Search the data below for "yang"; list each line that holds it.

* [Dataset entries]:

· · · · · · ·

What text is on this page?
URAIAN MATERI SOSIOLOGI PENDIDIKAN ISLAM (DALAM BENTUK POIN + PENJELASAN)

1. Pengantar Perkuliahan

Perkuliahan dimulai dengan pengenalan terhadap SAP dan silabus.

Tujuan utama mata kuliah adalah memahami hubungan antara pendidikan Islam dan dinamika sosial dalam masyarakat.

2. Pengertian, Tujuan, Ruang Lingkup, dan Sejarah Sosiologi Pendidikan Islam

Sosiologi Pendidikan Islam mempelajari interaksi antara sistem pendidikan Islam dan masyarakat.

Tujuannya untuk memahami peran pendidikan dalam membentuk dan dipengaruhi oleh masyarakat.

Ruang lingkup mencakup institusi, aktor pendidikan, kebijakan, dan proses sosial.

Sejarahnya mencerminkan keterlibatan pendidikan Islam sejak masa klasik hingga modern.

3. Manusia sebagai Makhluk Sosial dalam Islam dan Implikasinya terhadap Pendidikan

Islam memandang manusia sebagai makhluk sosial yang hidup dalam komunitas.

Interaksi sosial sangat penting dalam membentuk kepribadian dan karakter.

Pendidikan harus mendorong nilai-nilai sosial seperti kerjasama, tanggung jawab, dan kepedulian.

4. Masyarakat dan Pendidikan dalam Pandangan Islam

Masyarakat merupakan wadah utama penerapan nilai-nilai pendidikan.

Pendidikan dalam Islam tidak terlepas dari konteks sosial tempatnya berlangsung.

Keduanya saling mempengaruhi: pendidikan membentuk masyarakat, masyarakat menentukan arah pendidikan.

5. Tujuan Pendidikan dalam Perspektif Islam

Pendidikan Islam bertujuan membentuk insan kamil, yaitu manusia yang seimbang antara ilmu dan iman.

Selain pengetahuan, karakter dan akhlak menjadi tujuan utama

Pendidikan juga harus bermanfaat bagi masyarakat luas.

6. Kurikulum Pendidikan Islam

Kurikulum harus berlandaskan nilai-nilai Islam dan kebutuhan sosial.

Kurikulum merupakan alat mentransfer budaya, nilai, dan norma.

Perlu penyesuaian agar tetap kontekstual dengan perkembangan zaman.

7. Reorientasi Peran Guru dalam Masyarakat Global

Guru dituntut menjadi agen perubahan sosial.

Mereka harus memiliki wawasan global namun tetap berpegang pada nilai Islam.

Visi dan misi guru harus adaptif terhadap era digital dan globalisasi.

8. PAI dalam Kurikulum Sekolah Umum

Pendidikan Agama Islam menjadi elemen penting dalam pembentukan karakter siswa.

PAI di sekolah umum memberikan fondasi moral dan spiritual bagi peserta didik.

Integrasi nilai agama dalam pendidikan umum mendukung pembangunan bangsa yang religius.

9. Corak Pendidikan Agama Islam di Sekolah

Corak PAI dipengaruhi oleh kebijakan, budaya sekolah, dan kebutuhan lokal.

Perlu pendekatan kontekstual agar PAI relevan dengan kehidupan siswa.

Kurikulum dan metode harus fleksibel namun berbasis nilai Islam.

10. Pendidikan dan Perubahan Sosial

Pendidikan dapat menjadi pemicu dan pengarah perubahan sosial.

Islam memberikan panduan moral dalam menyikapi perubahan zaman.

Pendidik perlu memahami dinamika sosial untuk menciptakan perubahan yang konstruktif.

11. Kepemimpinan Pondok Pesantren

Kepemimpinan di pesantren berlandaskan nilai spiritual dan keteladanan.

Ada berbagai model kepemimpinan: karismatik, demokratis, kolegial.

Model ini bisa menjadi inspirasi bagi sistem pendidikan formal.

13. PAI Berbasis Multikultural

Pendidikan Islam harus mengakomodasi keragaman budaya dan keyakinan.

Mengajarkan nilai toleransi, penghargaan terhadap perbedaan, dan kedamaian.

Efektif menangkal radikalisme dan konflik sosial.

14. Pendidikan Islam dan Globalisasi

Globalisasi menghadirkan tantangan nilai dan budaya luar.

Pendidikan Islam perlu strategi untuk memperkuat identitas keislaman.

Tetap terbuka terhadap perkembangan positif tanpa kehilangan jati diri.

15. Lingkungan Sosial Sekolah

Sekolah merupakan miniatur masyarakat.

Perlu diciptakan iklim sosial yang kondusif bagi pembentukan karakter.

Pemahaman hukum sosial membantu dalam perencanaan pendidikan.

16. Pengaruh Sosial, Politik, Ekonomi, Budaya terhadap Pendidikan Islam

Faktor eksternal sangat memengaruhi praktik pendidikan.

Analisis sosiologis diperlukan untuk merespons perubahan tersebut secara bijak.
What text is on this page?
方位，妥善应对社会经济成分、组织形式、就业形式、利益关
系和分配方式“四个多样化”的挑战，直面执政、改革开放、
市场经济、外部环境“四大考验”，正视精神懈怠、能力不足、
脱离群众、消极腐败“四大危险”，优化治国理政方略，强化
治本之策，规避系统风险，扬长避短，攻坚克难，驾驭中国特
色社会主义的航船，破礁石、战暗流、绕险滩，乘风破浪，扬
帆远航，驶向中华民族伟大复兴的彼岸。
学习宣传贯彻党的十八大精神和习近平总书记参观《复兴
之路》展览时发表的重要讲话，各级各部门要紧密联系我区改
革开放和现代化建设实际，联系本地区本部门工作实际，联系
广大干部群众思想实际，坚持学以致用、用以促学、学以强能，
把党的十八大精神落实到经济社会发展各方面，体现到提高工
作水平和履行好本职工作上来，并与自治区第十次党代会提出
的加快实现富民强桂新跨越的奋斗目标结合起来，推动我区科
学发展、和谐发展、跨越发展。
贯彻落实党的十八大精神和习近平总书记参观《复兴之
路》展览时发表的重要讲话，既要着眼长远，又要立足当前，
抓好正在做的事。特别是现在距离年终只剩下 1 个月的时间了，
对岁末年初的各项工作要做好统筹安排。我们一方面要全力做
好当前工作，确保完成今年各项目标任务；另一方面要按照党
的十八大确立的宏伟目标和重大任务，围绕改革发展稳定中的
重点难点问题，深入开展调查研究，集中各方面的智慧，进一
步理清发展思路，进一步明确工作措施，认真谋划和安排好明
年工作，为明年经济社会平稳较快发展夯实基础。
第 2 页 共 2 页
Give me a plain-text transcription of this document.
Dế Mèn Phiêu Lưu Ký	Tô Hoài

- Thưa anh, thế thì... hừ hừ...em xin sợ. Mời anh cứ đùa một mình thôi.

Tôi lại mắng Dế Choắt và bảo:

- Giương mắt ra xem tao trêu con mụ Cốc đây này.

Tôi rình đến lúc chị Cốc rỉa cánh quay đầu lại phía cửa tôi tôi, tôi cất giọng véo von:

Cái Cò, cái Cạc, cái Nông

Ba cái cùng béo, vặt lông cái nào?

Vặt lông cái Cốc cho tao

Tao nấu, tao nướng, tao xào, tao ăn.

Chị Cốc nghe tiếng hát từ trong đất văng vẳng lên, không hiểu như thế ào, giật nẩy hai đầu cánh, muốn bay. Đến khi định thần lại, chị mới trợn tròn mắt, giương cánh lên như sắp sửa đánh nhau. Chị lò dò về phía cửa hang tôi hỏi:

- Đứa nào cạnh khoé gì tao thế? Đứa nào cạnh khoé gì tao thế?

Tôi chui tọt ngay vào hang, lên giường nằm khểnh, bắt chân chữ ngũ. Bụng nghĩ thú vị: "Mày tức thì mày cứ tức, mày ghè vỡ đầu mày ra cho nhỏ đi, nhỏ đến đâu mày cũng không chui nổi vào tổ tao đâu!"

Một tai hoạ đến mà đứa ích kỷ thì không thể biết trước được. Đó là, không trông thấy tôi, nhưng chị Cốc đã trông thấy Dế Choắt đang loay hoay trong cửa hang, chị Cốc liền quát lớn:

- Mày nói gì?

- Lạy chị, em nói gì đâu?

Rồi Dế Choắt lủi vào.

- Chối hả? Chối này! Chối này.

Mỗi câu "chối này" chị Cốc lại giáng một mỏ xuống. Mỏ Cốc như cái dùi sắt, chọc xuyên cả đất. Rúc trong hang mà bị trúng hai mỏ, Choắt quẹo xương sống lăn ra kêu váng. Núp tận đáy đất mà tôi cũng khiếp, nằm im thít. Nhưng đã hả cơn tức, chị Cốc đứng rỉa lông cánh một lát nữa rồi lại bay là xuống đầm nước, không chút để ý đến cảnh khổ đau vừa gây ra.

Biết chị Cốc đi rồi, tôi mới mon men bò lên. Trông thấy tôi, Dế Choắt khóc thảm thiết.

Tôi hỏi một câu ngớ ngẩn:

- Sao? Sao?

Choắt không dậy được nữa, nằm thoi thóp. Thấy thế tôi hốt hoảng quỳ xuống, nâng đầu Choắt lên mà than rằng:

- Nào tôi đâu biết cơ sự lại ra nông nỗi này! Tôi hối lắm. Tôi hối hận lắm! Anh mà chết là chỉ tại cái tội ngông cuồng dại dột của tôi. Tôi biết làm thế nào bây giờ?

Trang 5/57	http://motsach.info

· · · · · · ·

* [Solution to this exercise]:
Islam memandang manusia sebagai makhluk sosial yang hidup dalam komunitas.
Pendidikan Islam bertujuan membentuk insan kamil, yaitu manusia yang seimbang antara ilmu dan iman.
Integrasi nilai agama dalam pendidikan umum mendukung pembangunan bangsa yang religius.
Pendidik perlu memahami dinamika sosial untuk menciptakan perubahan yang konstruktif.
Perlu diciptakan iklim sosial yang kondusif bagi pembentukan karakter.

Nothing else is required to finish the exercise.